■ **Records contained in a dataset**
--- begin ---

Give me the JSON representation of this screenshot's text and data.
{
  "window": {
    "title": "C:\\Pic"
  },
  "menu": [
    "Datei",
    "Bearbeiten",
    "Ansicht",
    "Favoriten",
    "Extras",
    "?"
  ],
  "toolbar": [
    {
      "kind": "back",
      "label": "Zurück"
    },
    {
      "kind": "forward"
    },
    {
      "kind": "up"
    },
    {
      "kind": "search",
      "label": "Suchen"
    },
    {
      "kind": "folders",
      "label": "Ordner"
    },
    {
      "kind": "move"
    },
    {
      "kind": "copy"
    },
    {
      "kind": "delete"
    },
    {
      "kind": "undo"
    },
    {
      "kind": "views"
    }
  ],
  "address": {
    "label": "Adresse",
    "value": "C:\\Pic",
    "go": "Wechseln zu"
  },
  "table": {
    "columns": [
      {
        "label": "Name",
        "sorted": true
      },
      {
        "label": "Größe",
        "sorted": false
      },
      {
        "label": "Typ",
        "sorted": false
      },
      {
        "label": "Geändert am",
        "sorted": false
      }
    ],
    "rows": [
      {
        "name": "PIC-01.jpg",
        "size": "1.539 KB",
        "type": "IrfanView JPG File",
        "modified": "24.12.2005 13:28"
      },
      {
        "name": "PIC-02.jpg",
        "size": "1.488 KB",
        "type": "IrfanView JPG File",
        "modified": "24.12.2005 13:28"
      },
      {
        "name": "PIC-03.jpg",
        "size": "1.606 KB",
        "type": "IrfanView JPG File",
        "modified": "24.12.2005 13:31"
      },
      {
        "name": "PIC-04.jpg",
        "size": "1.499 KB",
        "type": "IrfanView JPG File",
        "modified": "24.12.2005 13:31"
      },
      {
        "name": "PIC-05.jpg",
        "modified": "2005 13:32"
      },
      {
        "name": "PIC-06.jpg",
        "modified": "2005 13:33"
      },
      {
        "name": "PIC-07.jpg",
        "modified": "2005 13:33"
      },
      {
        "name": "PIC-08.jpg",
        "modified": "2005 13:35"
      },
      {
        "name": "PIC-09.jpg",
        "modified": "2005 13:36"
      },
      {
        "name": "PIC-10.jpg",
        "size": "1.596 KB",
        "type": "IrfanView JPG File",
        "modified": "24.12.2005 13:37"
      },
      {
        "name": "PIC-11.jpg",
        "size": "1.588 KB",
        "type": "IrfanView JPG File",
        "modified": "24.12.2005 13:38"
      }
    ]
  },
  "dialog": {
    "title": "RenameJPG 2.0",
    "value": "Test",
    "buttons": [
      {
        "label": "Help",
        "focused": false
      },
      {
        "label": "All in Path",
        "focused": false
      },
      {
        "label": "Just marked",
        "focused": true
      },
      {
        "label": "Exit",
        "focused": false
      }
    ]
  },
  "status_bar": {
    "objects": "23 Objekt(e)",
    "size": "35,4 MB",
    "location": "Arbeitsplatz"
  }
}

--- end ---

■ **The exercise**
Exactly reproduce every line of the data above.

■ **Result**
Give me the JSON representation of this screenshot's text and data.
{
  "window": {
    "title": "C:\\Pic"
  },
  "menu": [
    "Datei",
    "Bearbeiten",
    "Ansicht",
    "Favoriten",
    "Extras",
    "?"
  ],
  "toolbar": [
    {
      "kind": "back",
      "label": "Zurück"
    },
    {
      "kind": "forward"
    },
    {
      "kind": "up"
    },
    {
      "kind": "search",
      "label": "Suchen"
    },
    {
      "kind": "folders",
      "label": "Ordner"
    },
    {
      "kind": "move"
    },
    {
      "kind": "copy"
    },
    {
      "kind": "delete"
    },
    {
      "kind": "undo"
    },
    {
      "kind": "views"
    }
  ],
  "address": {
    "label": "Adresse",
    "value": "C:\\Pic",
    "go": "Wechseln zu"
  },
  "table": {
    "columns": [
      {
        "label": "Name",
        "sorted": true
      },
      {
        "label": "Größe",
        "sorted": false
      },
      {
        "label": "Typ",
        "sorted": false
      },
      {
        "label": "Geändert am",
        "sorted": false
      }
    ],
    "rows": [
      {
        "name": "PIC-01.jpg",
        "size": "1.539 KB",
        "type": "IrfanView JPG File",
        "modified": "24.12.2005 13:28"
      },
      {
        "name": "PIC-02.jpg",
        "size": "1.488 KB",
        "type": "IrfanView JPG File",
        "modified": "24.12.2005 13:28"
      },
      {
        "name": "PIC-03.jpg",
        "size": "1.606 KB",
        "type": "IrfanView JPG File",
        "modified": "24.12.2005 13:31"
      },
      {
        "name": "PIC-04.jpg",
        "size": "1.499 KB",
        "type": "IrfanView JPG File",
        "modified": "24.12.2005 13:31"
      },
      {
        "name": "PIC-05.jpg",
        "modified": "2005 13:32"
      },
      {
        "name": "PIC-06.jpg",
        "modified": "2005 13:33"
      },
      {
        "name": "PIC-07.jpg",
        "modified": "2005 13:33"
      },
      {
        "name": "PIC-08.jpg",
        "modified": "2005 13:35"
      },
      {
        "name": "PIC-09.jpg",
        "modified": "2005 13:36"
      },
      {
        "name": "PIC-10.jpg",
        "size": "1.596 KB",
        "type": "IrfanView JPG File",
        "modified": "24.12.2005 13:37"
      },
      {
        "name": "PIC-11.jpg",
        "size": "1.588 KB",
        "type": "IrfanView JPG File",
        "modified": "24.12.2005 13:38"
      }
    ]
  },
  "dialog": {
    "title": "RenameJPG 2.0",
    "value": "Test",
    "buttons": [
      {
        "label": "Help",
        "focused": false
      },
      {
        "label": "All in Path",
        "focused": false
      },
      {
        "label": "Just marked",
        "focused": true
      },
      {
        "label": "Exit",
        "focused": false
      }
    ]
  },
  "status_bar": {
    "objects": "23 Objekt(e)",
    "size": "35,4 MB",
    "location": "Arbeitsplatz"
  }
}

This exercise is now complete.